▸ **EXTRAIT DE TEXTE**

Mais il n’est pas capable des "apparitions" de son ex-compagne. Toujours évangélique, Ségolène Royal joue de sa simple présence. "Je me souviens qu’elle est déjà venue nous voir en 2007. Elle nous avait déjà demandé si notre travail est difficile…", se souvient l’employée d’un couscous de la rue Nationale. Sur le pavé marseillais, la candidate de 2007 conserve une aura. "La participation a atteint 93% dans les bureaux de vote de ce quartier" en 2007, rappelle-t-elle. "Hollande président ! ", entonnent quelques passants avant de se raviser. Manifestement, le slogan ne colle pas avec l’image.

Le sens de la communication politique : Royal et Hollande ont ceci en commun. Chaque déplacement du candidat socialiste en exercice est désormais suivi par une caravane de cinquante, cent voire cent-cinquante journalistes. Et force est de constater que François Hollande, qui fut naguère porte-parole du PS, sait les distraire. Briefing à la voiture restaurant du TGV, points presse pour nourrir les journaux parlés et télévisés, conférence de presse pour faire passer le message… Le "Hollande Tour" est d’abord une vaste entreprise de production d’images, de déclarations et d’échos. "Ils nous promènent", se lamentent parfois les suiveurs qui ont aussi une âme.

Le charisme de Ségolène Royal est différent. Son destin fascine toujours. Une soixantaine de journalistes l’accompagnent à Marseille. Mais la présidente de la région Poitou-Charentes ne bénéficie plus des moyens d’un candidat à la présidentielle. Sa com’ sent la fin de tournée. Ici, elle fait mine de visiter une crèche installée au pied d’une cité des quartiers Nord… Mais doit y renoncer du fait de l’ampleur de sa suite. Là, elle dialogue avec un professeur et quelques élèves d’un collège. Pour quoi faire ? Ségolène Royal vante les mérites du projet Hollande, en bonne équipière. Mais elle ne parle plus pour elle-même. Et zappe le point presse prévu en fin de journée…

Dans la grande salle bondée de la Maison de la jeunesse et de la culture arméniennes, les socialistes marseillais lui réservent un accueil anti-spleen. Ici, on se souvient que la candidate avait enthousiasmé les foules en faisant jouer la Marseillaise - une première ! - à l’issue de son grand meeting phocéen. Ici, la madone des sondages remporta le second tour. Bref, ce n’est pas dans la ville de la Bonne-Mère qu’on aurait "oublié" de la faire figurer dans une histoire du socialisme français ! "La victoire que j’ai obtenu aux élections municipales du centre de Marseille, je la lui dois", confie Patrick Menucci, ci-devant coordinateur de la campagne de Royal en 2007.

"Nous sommes à 70 jours du premier tour de l’élection présidentielle, et ce changement nous devons le réussir", lance Royal à la tribune. Pas de doute, l’ancienne candidate est bien dans le présent. Elle remercie le peuple de Marseille qui lui avait apporté ses suffrages en 2007… Et l’appelle à se mobiliser de nouveau. Ségolène Royal entend parler aux classes populaires, s’adresser aux quartiers défavorisés et admonester une jeunesse désorientée. Une tâche que François Hollande lui délègue volontiers… "Ils n’ont rien fait à droite, ils n’ont rien fait la haut pour éteindre le feu de colère qui couve sous la cendre des illusions perdues."

▸ **DONNÉES DE L'EXERCICE**
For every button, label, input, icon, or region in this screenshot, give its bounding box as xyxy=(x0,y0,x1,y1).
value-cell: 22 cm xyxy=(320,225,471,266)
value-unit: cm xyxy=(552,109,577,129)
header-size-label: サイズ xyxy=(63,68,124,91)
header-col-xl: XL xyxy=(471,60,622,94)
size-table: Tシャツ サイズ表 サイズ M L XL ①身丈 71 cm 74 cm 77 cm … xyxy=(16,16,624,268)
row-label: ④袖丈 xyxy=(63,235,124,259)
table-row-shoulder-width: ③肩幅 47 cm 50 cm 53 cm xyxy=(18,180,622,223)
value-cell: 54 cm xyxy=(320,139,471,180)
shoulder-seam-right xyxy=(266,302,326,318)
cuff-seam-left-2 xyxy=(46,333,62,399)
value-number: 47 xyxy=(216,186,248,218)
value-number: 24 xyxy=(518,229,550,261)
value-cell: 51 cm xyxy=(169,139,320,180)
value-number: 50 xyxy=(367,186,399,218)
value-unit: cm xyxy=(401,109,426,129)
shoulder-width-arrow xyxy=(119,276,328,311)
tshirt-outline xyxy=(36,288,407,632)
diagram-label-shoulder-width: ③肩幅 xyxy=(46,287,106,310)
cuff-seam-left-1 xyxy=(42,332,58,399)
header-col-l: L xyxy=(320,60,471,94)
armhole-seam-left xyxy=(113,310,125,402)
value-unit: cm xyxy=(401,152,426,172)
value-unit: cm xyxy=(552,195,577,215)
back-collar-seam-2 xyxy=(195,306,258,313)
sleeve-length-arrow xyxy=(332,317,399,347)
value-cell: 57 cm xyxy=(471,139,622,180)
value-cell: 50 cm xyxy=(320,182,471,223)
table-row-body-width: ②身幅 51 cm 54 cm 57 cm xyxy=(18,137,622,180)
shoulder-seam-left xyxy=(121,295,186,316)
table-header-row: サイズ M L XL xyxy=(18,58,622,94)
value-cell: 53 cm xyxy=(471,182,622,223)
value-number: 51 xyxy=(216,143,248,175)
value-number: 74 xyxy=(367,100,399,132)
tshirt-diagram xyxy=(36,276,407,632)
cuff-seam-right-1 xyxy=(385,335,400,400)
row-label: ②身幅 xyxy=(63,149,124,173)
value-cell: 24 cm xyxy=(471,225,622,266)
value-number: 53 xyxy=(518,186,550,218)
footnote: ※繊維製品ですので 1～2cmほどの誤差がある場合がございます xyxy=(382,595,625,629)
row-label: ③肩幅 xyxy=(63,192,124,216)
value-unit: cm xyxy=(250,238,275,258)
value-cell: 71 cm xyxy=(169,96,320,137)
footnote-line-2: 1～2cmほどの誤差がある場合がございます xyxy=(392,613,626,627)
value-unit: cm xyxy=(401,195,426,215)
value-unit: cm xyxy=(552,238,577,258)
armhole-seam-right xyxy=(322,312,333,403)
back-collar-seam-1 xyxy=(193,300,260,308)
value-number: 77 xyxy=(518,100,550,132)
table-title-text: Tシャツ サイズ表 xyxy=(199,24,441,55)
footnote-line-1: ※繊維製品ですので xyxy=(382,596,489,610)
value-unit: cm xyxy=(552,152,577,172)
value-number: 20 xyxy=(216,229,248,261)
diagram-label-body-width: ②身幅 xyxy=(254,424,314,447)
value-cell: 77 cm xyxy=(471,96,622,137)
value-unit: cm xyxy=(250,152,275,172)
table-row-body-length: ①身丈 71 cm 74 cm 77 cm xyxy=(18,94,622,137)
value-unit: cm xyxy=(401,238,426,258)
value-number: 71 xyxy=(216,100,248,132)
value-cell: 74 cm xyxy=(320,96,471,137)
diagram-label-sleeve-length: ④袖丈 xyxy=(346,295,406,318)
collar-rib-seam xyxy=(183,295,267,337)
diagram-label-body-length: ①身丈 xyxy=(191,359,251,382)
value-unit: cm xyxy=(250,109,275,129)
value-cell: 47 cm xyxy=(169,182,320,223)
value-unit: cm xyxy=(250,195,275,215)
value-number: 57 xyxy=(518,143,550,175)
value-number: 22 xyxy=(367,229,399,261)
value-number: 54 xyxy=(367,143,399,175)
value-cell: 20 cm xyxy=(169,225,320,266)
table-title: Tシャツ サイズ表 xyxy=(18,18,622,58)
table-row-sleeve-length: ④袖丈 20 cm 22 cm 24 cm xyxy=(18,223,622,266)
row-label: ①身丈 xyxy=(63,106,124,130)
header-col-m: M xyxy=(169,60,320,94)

▸ **CONSIGNE**
Recopiez, s'il vous plaît, le passage de l'extrait sur Ségolène Royal à Marseille qui va de « Mais il n’est » à « pas avec l’image. », bornes incluses. Les enregistrements ne servent pas ici.

▸ **RÉSULTAT**
Mais il n’est pas capable des "apparitions" de son ex-compagne. Toujours évangélique, Ségolène Royal joue de sa simple présence. "Je me souviens qu’elle est déjà venue nous voir en 2007. Elle nous avait déjà demandé si notre travail est difficile…", se souvient l’employée d’un couscous de la rue Nationale. Sur le pavé marseillais, la candidate de 2007 conserve une aura. "La participation a atteint 93% dans les bureaux de vote de ce quartier" en 2007, rappelle-t-elle. "Hollande président ! ", entonnent quelques passants avant de se raviser. Manifestement, le slogan ne colle pas avec l’image.